• _What to work on_
Look for the string "temperatures" in the lines and copy each line that has it.

Structured figure records:
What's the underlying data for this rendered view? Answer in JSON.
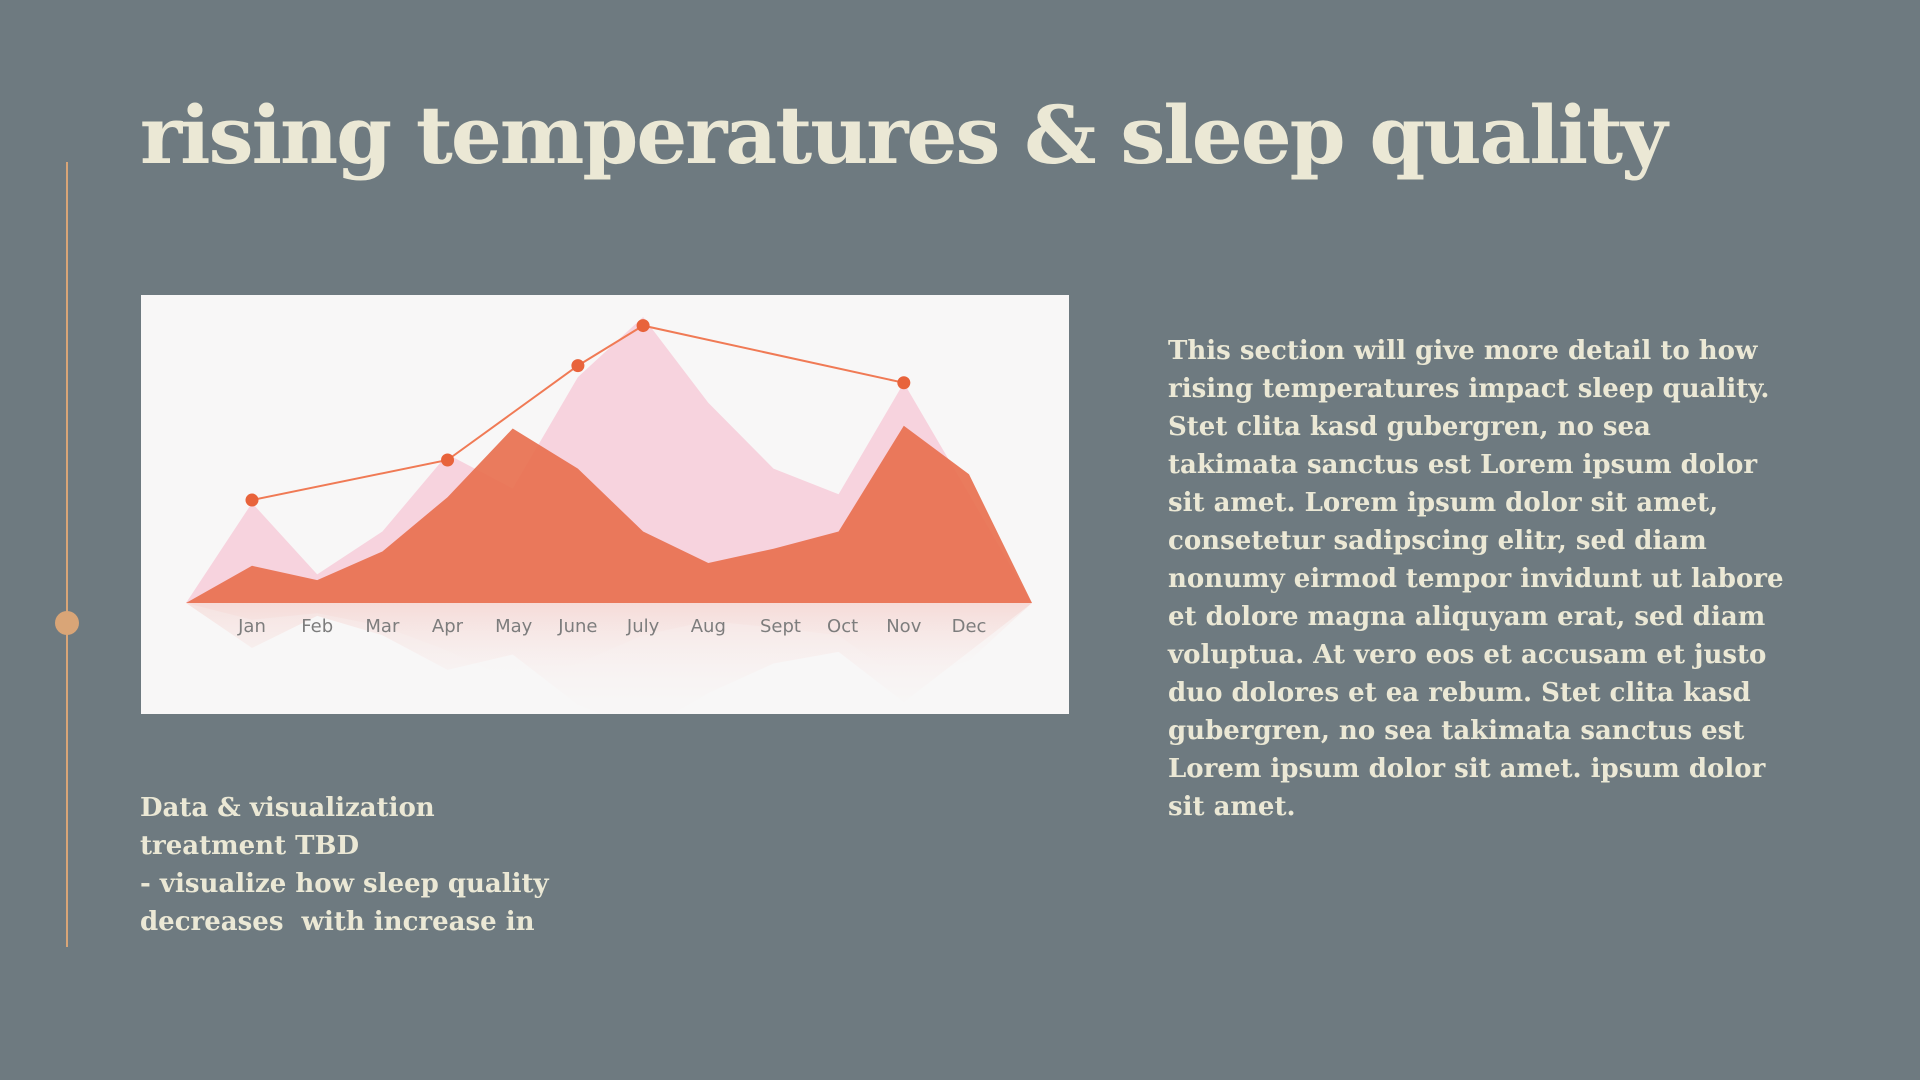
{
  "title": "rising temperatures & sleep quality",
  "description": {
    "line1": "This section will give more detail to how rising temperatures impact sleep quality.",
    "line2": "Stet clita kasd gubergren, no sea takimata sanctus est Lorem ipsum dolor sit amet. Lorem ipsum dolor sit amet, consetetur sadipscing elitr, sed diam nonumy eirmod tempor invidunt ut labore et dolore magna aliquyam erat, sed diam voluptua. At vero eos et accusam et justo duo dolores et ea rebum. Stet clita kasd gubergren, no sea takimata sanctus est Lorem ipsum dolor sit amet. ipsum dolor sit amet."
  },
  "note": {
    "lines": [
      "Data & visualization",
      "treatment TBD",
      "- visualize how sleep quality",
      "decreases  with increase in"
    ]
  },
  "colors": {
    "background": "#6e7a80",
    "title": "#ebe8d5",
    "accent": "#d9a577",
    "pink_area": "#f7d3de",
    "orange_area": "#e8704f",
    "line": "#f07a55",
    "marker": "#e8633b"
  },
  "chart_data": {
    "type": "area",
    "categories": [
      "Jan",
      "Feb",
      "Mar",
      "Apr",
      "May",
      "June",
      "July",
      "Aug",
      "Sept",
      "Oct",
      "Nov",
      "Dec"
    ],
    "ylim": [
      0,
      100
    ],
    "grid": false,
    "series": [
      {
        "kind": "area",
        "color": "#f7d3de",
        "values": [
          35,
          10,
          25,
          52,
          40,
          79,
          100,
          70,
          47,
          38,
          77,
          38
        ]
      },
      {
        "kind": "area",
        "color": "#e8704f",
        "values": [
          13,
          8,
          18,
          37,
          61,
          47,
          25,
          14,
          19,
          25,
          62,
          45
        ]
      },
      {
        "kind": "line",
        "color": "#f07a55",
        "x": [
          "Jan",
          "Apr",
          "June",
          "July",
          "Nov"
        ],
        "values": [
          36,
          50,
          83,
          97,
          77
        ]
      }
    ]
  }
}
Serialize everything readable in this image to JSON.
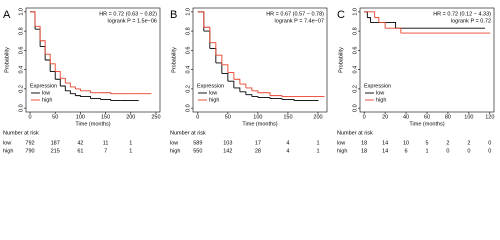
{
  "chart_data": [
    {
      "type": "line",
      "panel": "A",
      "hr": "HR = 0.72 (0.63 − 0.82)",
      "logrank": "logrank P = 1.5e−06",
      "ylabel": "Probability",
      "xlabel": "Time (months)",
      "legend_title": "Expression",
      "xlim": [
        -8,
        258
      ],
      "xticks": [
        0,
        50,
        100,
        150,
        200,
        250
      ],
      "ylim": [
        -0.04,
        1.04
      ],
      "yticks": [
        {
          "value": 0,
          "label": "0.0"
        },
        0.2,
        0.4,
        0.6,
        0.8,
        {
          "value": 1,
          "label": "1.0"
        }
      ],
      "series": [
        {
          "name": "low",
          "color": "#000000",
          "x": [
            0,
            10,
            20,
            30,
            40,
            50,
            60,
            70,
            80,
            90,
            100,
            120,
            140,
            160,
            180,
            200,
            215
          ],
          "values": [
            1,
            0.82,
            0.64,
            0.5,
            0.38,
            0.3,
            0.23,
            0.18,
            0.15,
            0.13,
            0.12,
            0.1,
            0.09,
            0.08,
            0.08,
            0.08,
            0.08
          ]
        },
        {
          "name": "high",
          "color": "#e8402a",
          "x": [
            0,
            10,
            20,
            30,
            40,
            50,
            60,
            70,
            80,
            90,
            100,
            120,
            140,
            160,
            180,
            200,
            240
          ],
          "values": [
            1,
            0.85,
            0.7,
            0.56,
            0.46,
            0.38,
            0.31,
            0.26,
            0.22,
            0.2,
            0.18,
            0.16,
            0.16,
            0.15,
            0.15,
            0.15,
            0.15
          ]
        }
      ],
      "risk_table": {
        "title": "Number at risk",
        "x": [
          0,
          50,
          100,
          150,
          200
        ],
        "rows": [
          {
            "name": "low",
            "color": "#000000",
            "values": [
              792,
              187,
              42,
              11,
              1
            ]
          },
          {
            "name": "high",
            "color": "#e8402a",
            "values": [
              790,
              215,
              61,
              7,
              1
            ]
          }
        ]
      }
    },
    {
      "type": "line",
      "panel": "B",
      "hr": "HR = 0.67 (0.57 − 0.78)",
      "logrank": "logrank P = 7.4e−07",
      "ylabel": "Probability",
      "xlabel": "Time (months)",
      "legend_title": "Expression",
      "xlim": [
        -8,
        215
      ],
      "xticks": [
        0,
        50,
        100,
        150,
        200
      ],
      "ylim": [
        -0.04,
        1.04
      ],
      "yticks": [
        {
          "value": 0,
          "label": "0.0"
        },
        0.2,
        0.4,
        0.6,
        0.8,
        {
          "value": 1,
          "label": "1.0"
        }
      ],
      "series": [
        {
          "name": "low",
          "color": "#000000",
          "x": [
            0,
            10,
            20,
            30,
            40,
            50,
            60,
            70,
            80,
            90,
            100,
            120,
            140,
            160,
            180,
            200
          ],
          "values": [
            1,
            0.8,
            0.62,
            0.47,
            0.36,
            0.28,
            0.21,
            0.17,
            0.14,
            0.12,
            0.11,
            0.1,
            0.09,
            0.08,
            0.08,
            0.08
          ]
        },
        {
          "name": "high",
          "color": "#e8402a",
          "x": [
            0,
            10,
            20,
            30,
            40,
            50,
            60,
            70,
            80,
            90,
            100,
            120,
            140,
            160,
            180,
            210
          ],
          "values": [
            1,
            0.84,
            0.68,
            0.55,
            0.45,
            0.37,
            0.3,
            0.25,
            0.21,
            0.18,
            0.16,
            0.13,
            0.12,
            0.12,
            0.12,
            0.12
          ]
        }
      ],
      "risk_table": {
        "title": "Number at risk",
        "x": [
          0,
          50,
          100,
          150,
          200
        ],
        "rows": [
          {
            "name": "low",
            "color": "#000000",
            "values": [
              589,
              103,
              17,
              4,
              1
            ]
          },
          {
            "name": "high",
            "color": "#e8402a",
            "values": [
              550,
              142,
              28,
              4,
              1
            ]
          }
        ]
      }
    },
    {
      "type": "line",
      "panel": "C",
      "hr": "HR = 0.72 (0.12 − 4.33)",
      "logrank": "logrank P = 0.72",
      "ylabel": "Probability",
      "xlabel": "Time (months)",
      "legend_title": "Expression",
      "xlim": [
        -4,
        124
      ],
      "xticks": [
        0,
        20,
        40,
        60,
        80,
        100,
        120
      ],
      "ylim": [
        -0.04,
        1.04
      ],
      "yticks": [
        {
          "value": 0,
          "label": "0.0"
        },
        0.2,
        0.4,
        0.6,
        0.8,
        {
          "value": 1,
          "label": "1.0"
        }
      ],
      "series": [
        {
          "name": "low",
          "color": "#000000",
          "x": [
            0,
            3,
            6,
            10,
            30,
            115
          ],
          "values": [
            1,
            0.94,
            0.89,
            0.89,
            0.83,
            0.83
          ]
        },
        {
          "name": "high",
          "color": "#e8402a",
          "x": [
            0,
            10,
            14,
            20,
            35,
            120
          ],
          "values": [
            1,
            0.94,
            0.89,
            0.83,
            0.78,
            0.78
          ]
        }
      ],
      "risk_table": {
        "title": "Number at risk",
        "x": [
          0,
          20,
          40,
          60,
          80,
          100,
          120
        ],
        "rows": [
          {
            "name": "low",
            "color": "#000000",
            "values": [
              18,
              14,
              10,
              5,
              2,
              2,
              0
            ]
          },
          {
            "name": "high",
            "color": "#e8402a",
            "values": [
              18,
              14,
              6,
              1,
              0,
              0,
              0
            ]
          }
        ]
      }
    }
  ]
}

• _Solution_
  "title": "rising temperatures & sleep quality",
    "line1": "This section will give more detail to how rising temperatures impact sleep quality.",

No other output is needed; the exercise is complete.